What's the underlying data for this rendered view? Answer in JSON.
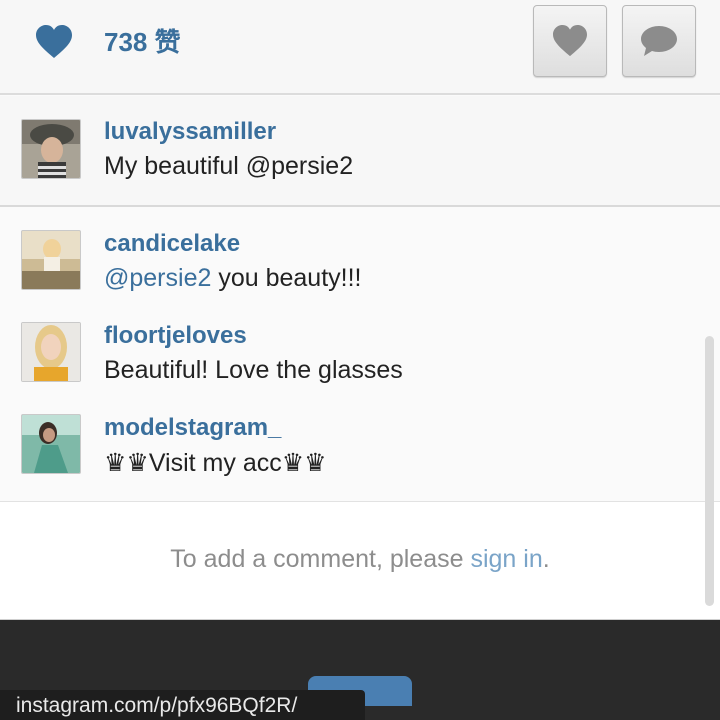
{
  "likes": {
    "count_label": "738 赞"
  },
  "actions": {
    "like_icon": "heart-icon",
    "comment_icon": "speech-bubble-icon"
  },
  "caption": {
    "username": "luvalyssamiller",
    "text": "My beautiful @persie2"
  },
  "comments": [
    {
      "username": "candicelake",
      "mention": "@persie2",
      "text": " you beauty!!!"
    },
    {
      "username": "floortjeloves",
      "text": "Beautiful! Love the glasses"
    },
    {
      "username": "modelstagram_",
      "text": "♛♛Visit my acc♛♛"
    }
  ],
  "add_comment": {
    "prefix": "To add a comment, please ",
    "link": "sign in",
    "suffix": "."
  },
  "status_url": "instagram.com/p/pfx96BQf2R/",
  "colors": {
    "username": "#3a6f9c",
    "link": "#7aa4c8",
    "heart": "#3a6f9c"
  }
}
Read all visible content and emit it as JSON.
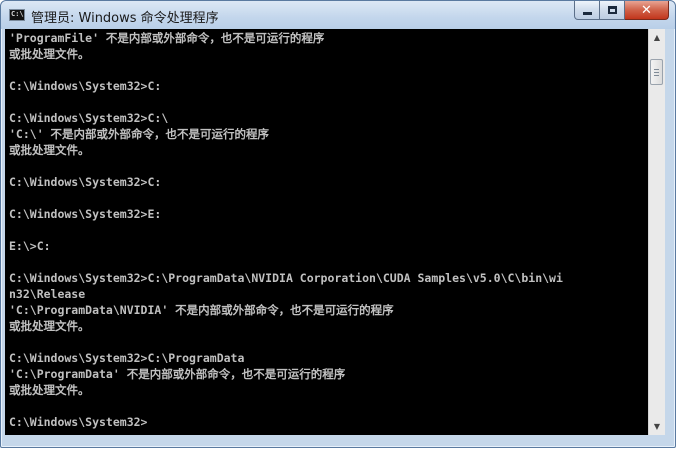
{
  "window": {
    "title": "管理员: Windows 命令处理程序",
    "icon_text": "C:\\",
    "buttons": {
      "minimize": "minimize-icon",
      "maximize": "maximize-icon",
      "close": "close-icon"
    }
  },
  "console": {
    "lines": [
      "'ProgramFile' 不是内部或外部命令，也不是可运行的程序",
      "或批处理文件。",
      "",
      "C:\\Windows\\System32>C:",
      "",
      "C:\\Windows\\System32>C:\\",
      "'C:\\' 不是内部或外部命令，也不是可运行的程序",
      "或批处理文件。",
      "",
      "C:\\Windows\\System32>C:",
      "",
      "C:\\Windows\\System32>E:",
      "",
      "E:\\>C:",
      "",
      "C:\\Windows\\System32>C:\\ProgramData\\NVIDIA Corporation\\CUDA Samples\\v5.0\\C\\bin\\wi",
      "n32\\Release",
      "'C:\\ProgramData\\NVIDIA' 不是内部或外部命令，也不是可运行的程序",
      "或批处理文件。",
      "",
      "C:\\Windows\\System32>C:\\ProgramData",
      "'C:\\ProgramData' 不是内部或外部命令，也不是可运行的程序",
      "或批处理文件。",
      "",
      "C:\\Windows\\System32>"
    ]
  },
  "colors": {
    "console_bg": "#000000",
    "console_text": "#c0c0c0",
    "titlebar": "#c3d6ec",
    "close_button": "#c2361c"
  }
}
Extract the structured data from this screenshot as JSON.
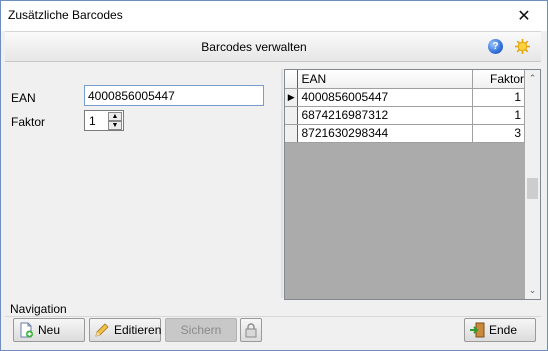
{
  "window": {
    "title": "Zusätzliche Barcodes",
    "close_label": "✕"
  },
  "header": {
    "title": "Barcodes verwalten",
    "help_icon": "help-icon",
    "settings_icon": "sun-icon"
  },
  "form": {
    "ean_label": "EAN",
    "ean_value": "4000856005447",
    "faktor_label": "Faktor",
    "faktor_value": "1"
  },
  "grid": {
    "columns": [
      "EAN",
      "Faktor"
    ],
    "rows": [
      {
        "ean": "4000856005447",
        "faktor": "1",
        "current": true
      },
      {
        "ean": "6874216987312",
        "faktor": "1",
        "current": false
      },
      {
        "ean": "8721630298344",
        "faktor": "3",
        "current": false
      }
    ]
  },
  "navigation": {
    "label": "Navigation",
    "new_label": "Neu",
    "edit_label": "Editieren",
    "save_label": "Sichern",
    "exit_label": "Ende"
  },
  "colors": {
    "border": "#6d8ebf",
    "input_border": "#7a9ccc",
    "disabled_button": "#c8c8c8"
  }
}
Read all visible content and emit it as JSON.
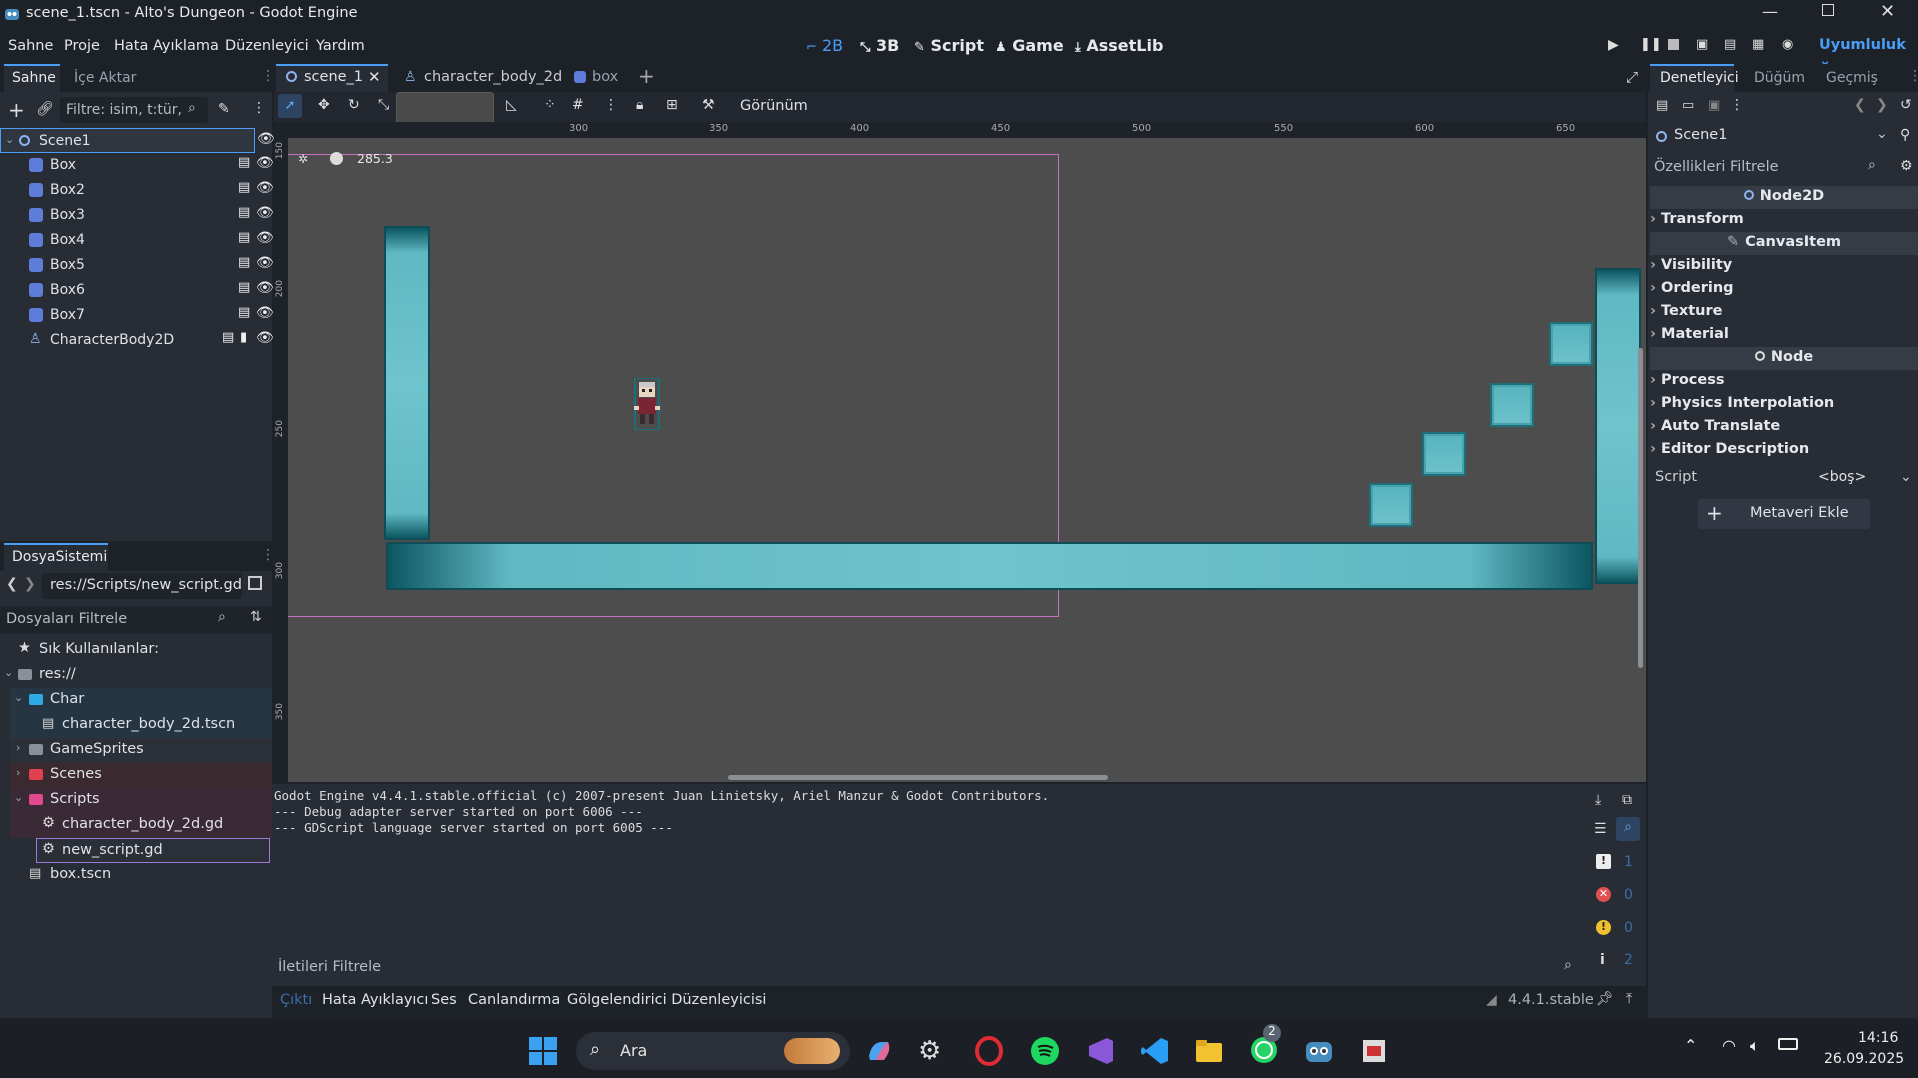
{
  "window": {
    "title": "scene_1.tscn - Alto's Dungeon - Godot Engine"
  },
  "menu": [
    "Sahne",
    "Proje",
    "Hata Ayıklama",
    "Düzenleyici",
    "Yardım"
  ],
  "modes": {
    "m2d": "2B",
    "m3d": "3B",
    "script": "Script",
    "game": "Game",
    "assetlib": "AssetLib"
  },
  "renderer": "Uyumluluk",
  "scene_panel": {
    "tabs": [
      "Sahne",
      "İçe Aktar"
    ],
    "filter_placeholder": "Filtre: isim, t:tür, g:grup",
    "nodes": [
      {
        "label": "Scene1",
        "type": "node2d"
      },
      {
        "label": "Box",
        "type": "box"
      },
      {
        "label": "Box2",
        "type": "box"
      },
      {
        "label": "Box3",
        "type": "box"
      },
      {
        "label": "Box4",
        "type": "box"
      },
      {
        "label": "Box5",
        "type": "box"
      },
      {
        "label": "Box6",
        "type": "box"
      },
      {
        "label": "Box7",
        "type": "box"
      },
      {
        "label": "CharacterBody2D",
        "type": "character"
      }
    ]
  },
  "filesystem": {
    "title": "DosyaSistemi",
    "path": "res://Scripts/new_script.gd",
    "filter_placeholder": "Dosyaları Filtrele",
    "items": [
      {
        "label": "Sık Kullanılanlar:",
        "icon": "star-icon"
      },
      {
        "label": "res://",
        "icon": "folder-icon"
      },
      {
        "label": "Char",
        "icon": "folder-icon",
        "color": "#2ea9e6"
      },
      {
        "label": "character_body_2d.tscn",
        "icon": "scene-file-icon"
      },
      {
        "label": "GameSprites",
        "icon": "folder-icon",
        "color": "#8a8f99"
      },
      {
        "label": "Scenes",
        "icon": "folder-icon",
        "color": "#e0414f"
      },
      {
        "label": "Scripts",
        "icon": "folder-icon",
        "color": "#e24a8d"
      },
      {
        "label": "character_body_2d.gd",
        "icon": "gear-icon"
      },
      {
        "label": "new_script.gd",
        "icon": "gear-icon"
      },
      {
        "label": "box.tscn",
        "icon": "scene-file-icon"
      }
    ]
  },
  "editor_tabs": [
    "scene_1",
    "character_body_2d",
    "box"
  ],
  "toolbar": {
    "view_label": "Görünüm",
    "zoom": "285.3"
  },
  "ruler_ticks": [
    "300",
    "350",
    "400",
    "450",
    "500",
    "550",
    "600",
    "650"
  ],
  "ruler_vticks": [
    "150",
    "200",
    "250",
    "300",
    "350"
  ],
  "console": {
    "lines": [
      "Godot Engine v4.4.1.stable.official (c) 2007-present Juan Linietsky, Ariel Manzur & Godot Contributors.",
      "--- Debug adapter server started on port 6006 ---",
      "--- GDScript language server started on port 6005 ---"
    ],
    "filter_placeholder": "İletileri Filtrele",
    "counts": {
      "messages": "1",
      "errors": "0",
      "warnings": "0",
      "info": "2"
    }
  },
  "bottom_tabs": [
    "Çıktı",
    "Hata Ayıklayıcı",
    "Ses",
    "Canlandırma",
    "Gölgelendirici Düzenleyicisi"
  ],
  "version": "4.4.1.stable",
  "inspector": {
    "tabs": [
      "Denetleyici",
      "Düğüm",
      "Geçmiş"
    ],
    "node_name": "Scene1",
    "filter_placeholder": "Özellikleri Filtrele",
    "sections": [
      {
        "header": "Node2D",
        "items": [
          "Transform"
        ]
      },
      {
        "header": "CanvasItem",
        "items": [
          "Visibility",
          "Ordering",
          "Texture",
          "Material"
        ]
      },
      {
        "header": "Node",
        "items": [
          "Process",
          "Physics Interpolation",
          "Auto Translate",
          "Editor Description"
        ]
      }
    ],
    "script_label": "Script",
    "script_value": "<boş>",
    "add_metadata": "Metaveri Ekle"
  },
  "taskbar": {
    "search": "Ara",
    "time": "14:16",
    "date": "26.09.2025",
    "whatsapp_badge": "2"
  },
  "colors": {
    "accent": "#4a9ef8",
    "tile": "#6ec2ca",
    "viewport_bg": "#4d4d4d"
  }
}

★ ★ ★ ★ ★ ★ ★

Each entry above should be reproduced exactly, with the pictures removed.

## Task answer
What's the underlying data for this rendered view? Answer in JSON.
{
  "likes": {
    "count_label": "738 赞"
  },
  "actions": {
    "like_icon": "heart-icon",
    "comment_icon": "speech-bubble-icon"
  },
  "caption": {
    "username": "luvalyssamiller",
    "text": "My beautiful @persie2"
  },
  "comments": [
    {
      "username": "candicelake",
      "mention": "@persie2",
      "text": " you beauty!!!"
    },
    {
      "username": "floortjeloves",
      "text": "Beautiful! Love the glasses"
    },
    {
      "username": "modelstagram_",
      "text": "♛♛Visit my acc♛♛"
    }
  ],
  "add_comment": {
    "prefix": "To add a comment, please ",
    "link": "sign in",
    "suffix": "."
  },
  "status_url": "instagram.com/p/pfx96BQf2R/",
  "colors": {
    "username": "#3a6f9c",
    "link": "#7aa4c8",
    "heart": "#3a6f9c"
  }
}
Read all visible content and emit it as JSON.
{
  "window": {
    "title": "管理员: Windows 命令处理程序",
    "icon_text": "C:\\",
    "buttons": {
      "minimize": "minimize-icon",
      "maximize": "maximize-icon",
      "close": "close-icon"
    }
  },
  "console": {
    "lines": [
      "'ProgramFile' 不是内部或外部命令，也不是可运行的程序",
      "或批处理文件。",
      "",
      "C:\\Windows\\System32>C:",
      "",
      "C:\\Windows\\System32>C:\\",
      "'C:\\' 不是内部或外部命令，也不是可运行的程序",
      "或批处理文件。",
      "",
      "C:\\Windows\\System32>C:",
      "",
      "C:\\Windows\\System32>E:",
      "",
      "E:\\>C:",
      "",
      "C:\\Windows\\System32>C:\\ProgramData\\NVIDIA Corporation\\CUDA Samples\\v5.0\\C\\bin\\wi",
      "n32\\Release",
      "'C:\\ProgramData\\NVIDIA' 不是内部或外部命令，也不是可运行的程序",
      "或批处理文件。",
      "",
      "C:\\Windows\\System32>C:\\ProgramData",
      "'C:\\ProgramData' 不是内部或外部命令，也不是可运行的程序",
      "或批处理文件。",
      "",
      "C:\\Windows\\System32>"
    ]
  },
  "colors": {
    "console_bg": "#000000",
    "console_text": "#c0c0c0",
    "titlebar": "#c3d6ec",
    "close_button": "#c2361c"
  }
}
Extract the structured data from this screenshot as JSON.
{
  "window": {
    "title": "Zusätzliche Barcodes",
    "close_label": "✕"
  },
  "header": {
    "title": "Barcodes verwalten",
    "help_icon": "help-icon",
    "settings_icon": "sun-icon"
  },
  "form": {
    "ean_label": "EAN",
    "ean_value": "4000856005447",
    "faktor_label": "Faktor",
    "faktor_value": "1"
  },
  "grid": {
    "columns": [
      "EAN",
      "Faktor"
    ],
    "rows": [
      {
        "ean": "4000856005447",
        "faktor": "1",
        "current": true
      },
      {
        "ean": "6874216987312",
        "faktor": "1",
        "current": false
      },
      {
        "ean": "8721630298344",
        "faktor": "3",
        "current": false
      }
    ]
  },
  "navigation": {
    "label": "Navigation",
    "new_label": "Neu",
    "edit_label": "Editieren",
    "save_label": "Sichern",
    "exit_label": "Ende"
  },
  "colors": {
    "border": "#6d8ebf",
    "input_border": "#7a9ccc",
    "disabled_button": "#c8c8c8"
  }
}
Read all visible content and emit it as JSON.
{
  "window": {
    "title": "scene_1.tscn - Alto's Dungeon - Godot Engine"
  },
  "menu": [
    "Sahne",
    "Proje",
    "Hata Ayıklama",
    "Düzenleyici",
    "Yardım"
  ],
  "modes": {
    "m2d": "2B",
    "m3d": "3B",
    "script": "Script",
    "game": "Game",
    "assetlib": "AssetLib"
  },
  "renderer": "Uyumluluk",
  "scene_panel": {
    "tabs": [
      "Sahne",
      "İçe Aktar"
    ],
    "filter_placeholder": "Filtre: isim, t:tür, g:grup",
    "nodes": [
      {
        "label": "Scene1",
        "type": "node2d"
      },
      {
        "label": "Box",
        "type": "box"
      },
      {
        "label": "Box2",
        "type": "box"
      },
      {
        "label": "Box3",
        "type": "box"
      },
      {
        "label": "Box4",
        "type": "box"
      },
      {
        "label": "Box5",
        "type": "box"
      },
      {
        "label": "Box6",
        "type": "box"
      },
      {
        "label": "Box7",
        "type": "box"
      },
      {
        "label": "CharacterBody2D",
        "type": "character"
      }
    ]
  },
  "filesystem": {
    "title": "DosyaSistemi",
    "path": "res://Scripts/new_script.gd",
    "filter_placeholder": "Dosyaları Filtrele",
    "items": [
      {
        "label": "Sık Kullanılanlar:",
        "icon": "star-icon"
      },
      {
        "label": "res://",
        "icon": "folder-icon"
      },
      {
        "label": "Char",
        "icon": "folder-icon",
        "color": "#2ea9e6"
      },
      {
        "label": "character_body_2d.tscn",
        "icon": "scene-file-icon"
      },
      {
        "label": "GameSprites",
        "icon": "folder-icon",
        "color": "#8a8f99"
      },
      {
        "label": "Scenes",
        "icon": "folder-icon",
        "color": "#e0414f"
      },
      {
        "label": "Scripts",
        "icon": "folder-icon",
        "color": "#e24a8d"
      },
      {
        "label": "character_body_2d.gd",
        "icon": "gear-icon"
      },
      {
        "label": "new_script.gd",
        "icon": "gear-icon"
      },
      {
        "label": "box.tscn",
        "icon": "scene-file-icon"
      }
    ]
  },
  "editor_tabs": [
    "scene_1",
    "character_body_2d",
    "box"
  ],
  "toolbar": {
    "view_label": "Görünüm",
    "zoom": "285.3"
  },
  "ruler_ticks": [
    "300",
    "350",
    "400",
    "450",
    "500",
    "550",
    "600",
    "650"
  ],
  "ruler_vticks": [
    "150",
    "200",
    "250",
    "300",
    "350"
  ],
  "console": {
    "lines": [
      "Godot Engine v4.4.1.stable.official (c) 2007-present Juan Linietsky, Ariel Manzur & Godot Contributors.",
      "--- Debug adapter server started on port 6006 ---",
      "--- GDScript language server started on port 6005 ---"
    ],
    "filter_placeholder": "İletileri Filtrele",
    "counts": {
      "messages": "1",
      "errors": "0",
      "warnings": "0",
      "info": "2"
    }
  },
  "bottom_tabs": [
    "Çıktı",
    "Hata Ayıklayıcı",
    "Ses",
    "Canlandırma",
    "Gölgelendirici Düzenleyicisi"
  ],
  "version": "4.4.1.stable",
  "inspector": {
    "tabs": [
      "Denetleyici",
      "Düğüm",
      "Geçmiş"
    ],
    "node_name": "Scene1",
    "filter_placeholder": "Özellikleri Filtrele",
    "sections": [
      {
        "header": "Node2D",
        "items": [
          "Transform"
        ]
      },
      {
        "header": "CanvasItem",
        "items": [
          "Visibility",
          "Ordering",
          "Texture",
          "Material"
        ]
      },
      {
        "header": "Node",
        "items": [
          "Process",
          "Physics Interpolation",
          "Auto Translate",
          "Editor Description"
        ]
      }
    ],
    "script_label": "Script",
    "script_value": "<boş>",
    "add_metadata": "Metaveri Ekle"
  },
  "taskbar": {
    "search": "Ara",
    "time": "14:16",
    "date": "26.09.2025",
    "whatsapp_badge": "2"
  },
  "colors": {
    "accent": "#4a9ef8",
    "tile": "#6ec2ca",
    "viewport_bg": "#4d4d4d"
  }
}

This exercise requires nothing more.